### What the task requires
From the records below, copy every line that contains the word "ylabel".

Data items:
________________________

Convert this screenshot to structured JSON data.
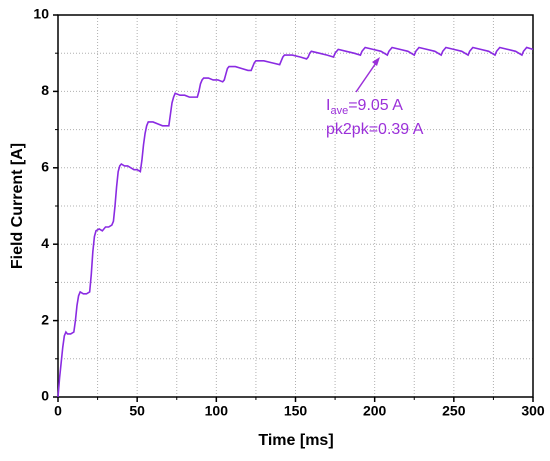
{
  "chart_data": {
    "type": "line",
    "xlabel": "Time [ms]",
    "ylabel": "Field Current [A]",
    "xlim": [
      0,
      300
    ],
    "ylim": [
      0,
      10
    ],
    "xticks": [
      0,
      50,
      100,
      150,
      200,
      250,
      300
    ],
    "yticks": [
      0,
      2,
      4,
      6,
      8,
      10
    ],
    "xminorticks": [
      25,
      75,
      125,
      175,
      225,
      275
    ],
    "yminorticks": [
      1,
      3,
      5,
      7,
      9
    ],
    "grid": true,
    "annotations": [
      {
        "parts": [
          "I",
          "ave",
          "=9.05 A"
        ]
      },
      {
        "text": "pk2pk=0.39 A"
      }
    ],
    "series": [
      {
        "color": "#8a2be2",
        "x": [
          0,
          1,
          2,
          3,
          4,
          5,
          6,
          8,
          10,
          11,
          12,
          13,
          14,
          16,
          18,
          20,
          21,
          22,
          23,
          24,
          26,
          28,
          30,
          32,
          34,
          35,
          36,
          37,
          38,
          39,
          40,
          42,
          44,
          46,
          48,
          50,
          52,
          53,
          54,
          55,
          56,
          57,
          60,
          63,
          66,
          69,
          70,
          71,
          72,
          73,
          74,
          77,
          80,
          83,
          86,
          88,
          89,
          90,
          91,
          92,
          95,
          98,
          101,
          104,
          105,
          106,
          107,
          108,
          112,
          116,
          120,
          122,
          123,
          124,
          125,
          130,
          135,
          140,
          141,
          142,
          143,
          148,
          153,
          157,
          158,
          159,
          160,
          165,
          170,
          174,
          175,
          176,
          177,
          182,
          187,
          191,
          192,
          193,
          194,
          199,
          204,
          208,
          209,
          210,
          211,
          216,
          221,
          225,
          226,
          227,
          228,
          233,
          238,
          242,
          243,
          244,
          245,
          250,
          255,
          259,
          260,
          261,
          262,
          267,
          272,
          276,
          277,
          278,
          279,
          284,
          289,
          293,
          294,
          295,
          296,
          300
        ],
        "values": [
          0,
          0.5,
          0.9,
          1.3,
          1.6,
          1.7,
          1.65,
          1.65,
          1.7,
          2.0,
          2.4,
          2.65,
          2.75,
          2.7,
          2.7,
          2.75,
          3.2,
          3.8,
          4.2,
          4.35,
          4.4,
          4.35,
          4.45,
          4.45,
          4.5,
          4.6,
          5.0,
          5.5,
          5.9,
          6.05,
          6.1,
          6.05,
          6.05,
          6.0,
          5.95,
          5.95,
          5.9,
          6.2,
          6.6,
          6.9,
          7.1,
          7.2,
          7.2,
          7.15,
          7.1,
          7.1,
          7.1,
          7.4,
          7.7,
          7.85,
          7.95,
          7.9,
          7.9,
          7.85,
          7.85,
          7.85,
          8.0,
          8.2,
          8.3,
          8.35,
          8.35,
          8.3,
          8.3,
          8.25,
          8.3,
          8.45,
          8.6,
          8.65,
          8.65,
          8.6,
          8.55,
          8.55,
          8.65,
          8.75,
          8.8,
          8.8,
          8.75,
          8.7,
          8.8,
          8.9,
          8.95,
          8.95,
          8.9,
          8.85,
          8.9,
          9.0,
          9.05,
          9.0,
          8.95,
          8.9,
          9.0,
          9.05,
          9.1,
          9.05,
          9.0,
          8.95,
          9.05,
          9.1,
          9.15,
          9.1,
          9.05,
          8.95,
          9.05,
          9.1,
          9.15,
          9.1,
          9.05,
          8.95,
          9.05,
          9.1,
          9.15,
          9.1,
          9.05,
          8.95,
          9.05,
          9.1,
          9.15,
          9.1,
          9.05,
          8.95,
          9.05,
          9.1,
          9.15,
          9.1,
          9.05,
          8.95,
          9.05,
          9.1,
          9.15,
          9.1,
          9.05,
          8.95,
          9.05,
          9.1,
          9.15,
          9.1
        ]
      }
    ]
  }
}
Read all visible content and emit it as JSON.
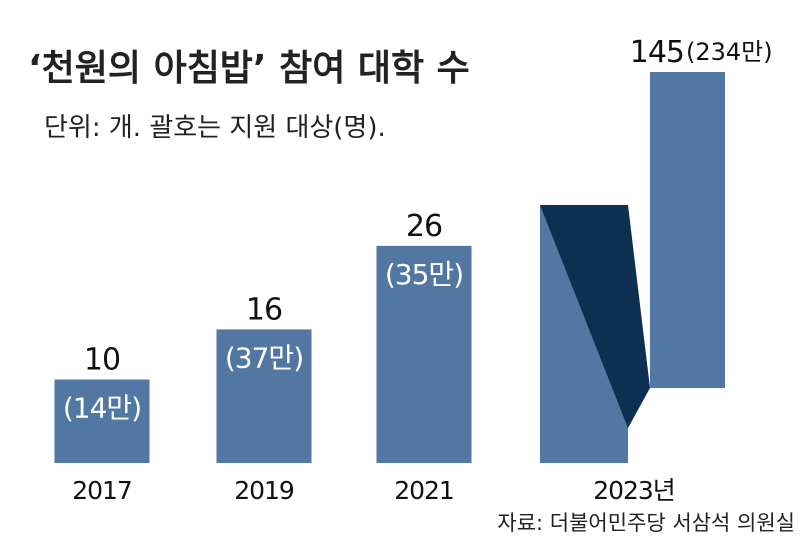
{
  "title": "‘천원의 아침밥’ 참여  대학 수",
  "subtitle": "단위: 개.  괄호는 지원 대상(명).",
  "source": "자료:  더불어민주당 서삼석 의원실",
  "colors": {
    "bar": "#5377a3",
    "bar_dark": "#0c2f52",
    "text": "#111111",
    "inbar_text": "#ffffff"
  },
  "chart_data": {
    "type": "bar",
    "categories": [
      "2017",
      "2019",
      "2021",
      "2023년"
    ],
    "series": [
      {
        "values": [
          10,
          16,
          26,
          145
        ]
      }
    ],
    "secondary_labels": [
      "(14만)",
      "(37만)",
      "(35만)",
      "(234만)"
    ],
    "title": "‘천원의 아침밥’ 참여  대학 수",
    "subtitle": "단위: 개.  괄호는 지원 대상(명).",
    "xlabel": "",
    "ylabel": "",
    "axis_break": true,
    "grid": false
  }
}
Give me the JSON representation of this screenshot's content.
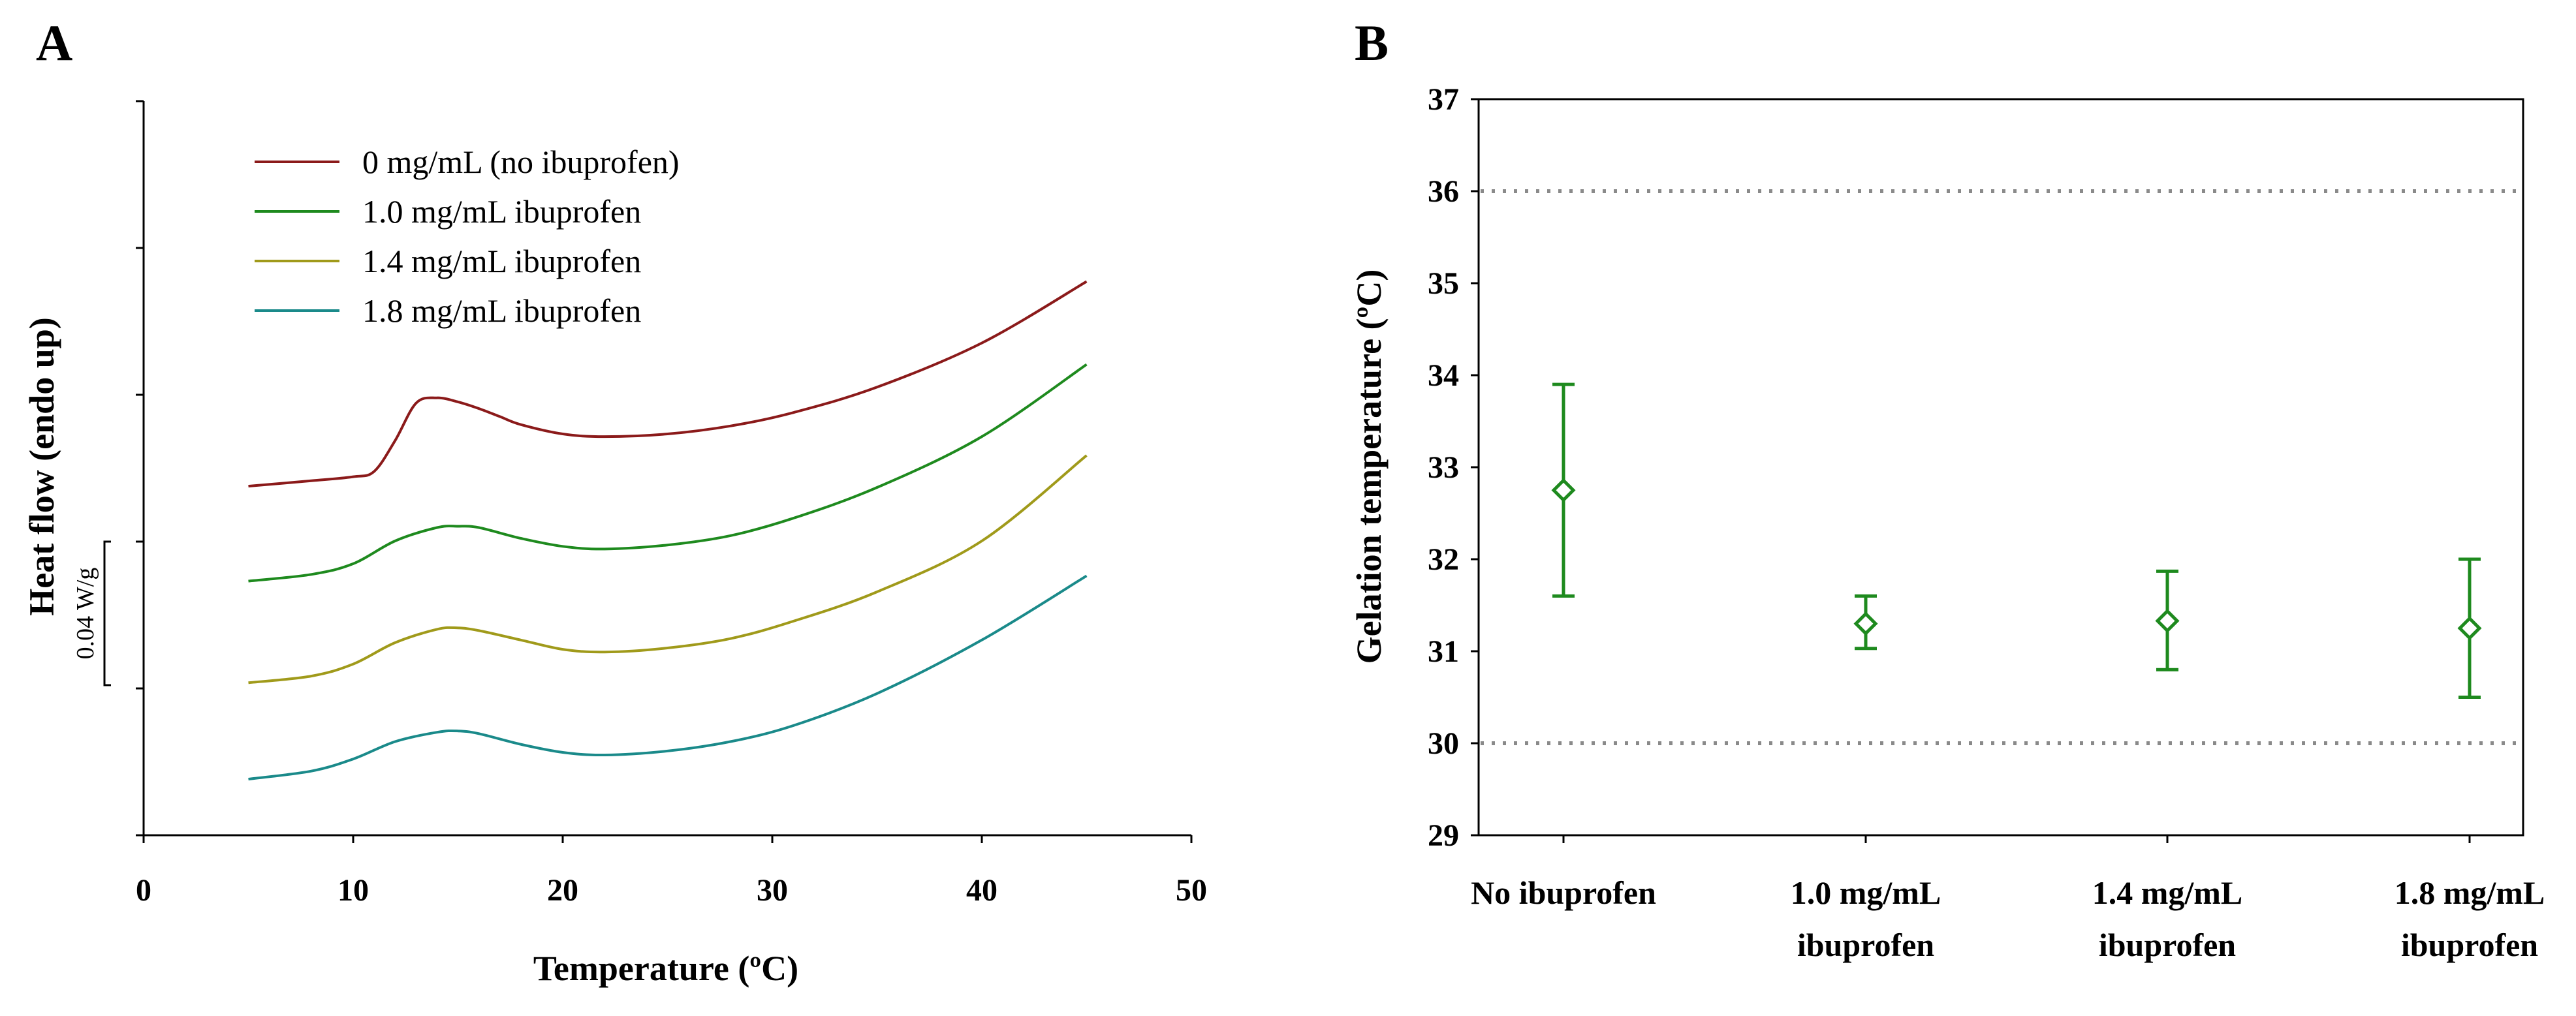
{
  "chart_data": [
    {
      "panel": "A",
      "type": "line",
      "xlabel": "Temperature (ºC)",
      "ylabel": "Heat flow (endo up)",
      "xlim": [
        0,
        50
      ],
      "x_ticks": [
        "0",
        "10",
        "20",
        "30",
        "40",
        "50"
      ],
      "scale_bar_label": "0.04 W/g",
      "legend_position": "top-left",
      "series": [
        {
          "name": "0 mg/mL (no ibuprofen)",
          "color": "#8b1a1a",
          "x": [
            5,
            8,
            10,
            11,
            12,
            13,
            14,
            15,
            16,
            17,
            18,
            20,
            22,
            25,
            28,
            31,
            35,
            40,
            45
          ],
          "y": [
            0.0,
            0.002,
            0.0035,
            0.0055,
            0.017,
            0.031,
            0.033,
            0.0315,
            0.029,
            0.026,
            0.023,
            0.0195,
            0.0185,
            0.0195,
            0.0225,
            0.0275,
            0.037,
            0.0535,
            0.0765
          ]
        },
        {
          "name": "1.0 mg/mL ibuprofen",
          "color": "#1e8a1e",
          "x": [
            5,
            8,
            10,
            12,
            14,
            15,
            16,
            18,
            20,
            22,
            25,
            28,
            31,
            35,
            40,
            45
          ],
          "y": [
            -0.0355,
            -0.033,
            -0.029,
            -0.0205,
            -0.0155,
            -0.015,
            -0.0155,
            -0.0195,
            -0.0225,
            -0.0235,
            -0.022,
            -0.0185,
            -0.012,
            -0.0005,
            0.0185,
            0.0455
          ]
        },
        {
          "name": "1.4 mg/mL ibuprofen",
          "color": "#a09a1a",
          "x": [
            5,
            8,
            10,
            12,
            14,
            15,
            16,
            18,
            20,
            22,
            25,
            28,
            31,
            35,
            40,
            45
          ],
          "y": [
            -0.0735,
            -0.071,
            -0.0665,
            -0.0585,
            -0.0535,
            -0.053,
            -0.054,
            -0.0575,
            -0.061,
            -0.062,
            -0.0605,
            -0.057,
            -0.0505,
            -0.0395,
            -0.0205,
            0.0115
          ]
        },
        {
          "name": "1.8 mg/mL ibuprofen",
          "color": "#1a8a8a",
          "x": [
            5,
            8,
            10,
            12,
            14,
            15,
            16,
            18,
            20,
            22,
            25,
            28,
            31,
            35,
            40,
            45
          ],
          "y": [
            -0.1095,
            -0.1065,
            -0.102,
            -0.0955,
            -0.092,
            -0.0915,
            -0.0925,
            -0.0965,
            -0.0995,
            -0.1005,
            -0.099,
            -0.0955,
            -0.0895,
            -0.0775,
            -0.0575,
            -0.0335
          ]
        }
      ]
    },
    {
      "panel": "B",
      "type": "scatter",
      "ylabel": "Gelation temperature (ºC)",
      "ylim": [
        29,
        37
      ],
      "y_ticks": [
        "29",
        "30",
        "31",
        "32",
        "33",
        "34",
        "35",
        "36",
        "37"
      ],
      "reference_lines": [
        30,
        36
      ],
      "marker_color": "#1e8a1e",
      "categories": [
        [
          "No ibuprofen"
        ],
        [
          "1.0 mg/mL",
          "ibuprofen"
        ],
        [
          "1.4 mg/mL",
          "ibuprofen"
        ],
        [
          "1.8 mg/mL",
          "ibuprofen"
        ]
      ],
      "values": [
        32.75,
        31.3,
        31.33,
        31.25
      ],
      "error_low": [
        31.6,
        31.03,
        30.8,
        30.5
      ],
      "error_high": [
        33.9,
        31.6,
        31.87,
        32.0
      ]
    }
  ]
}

________________________

### Written solution
    "ylabel": "Field Current [A]",
    "ylabel": "",
      "ylabel": "Heat flow (endo up)",
      "ylabel": "Gelation temperature (ºC)",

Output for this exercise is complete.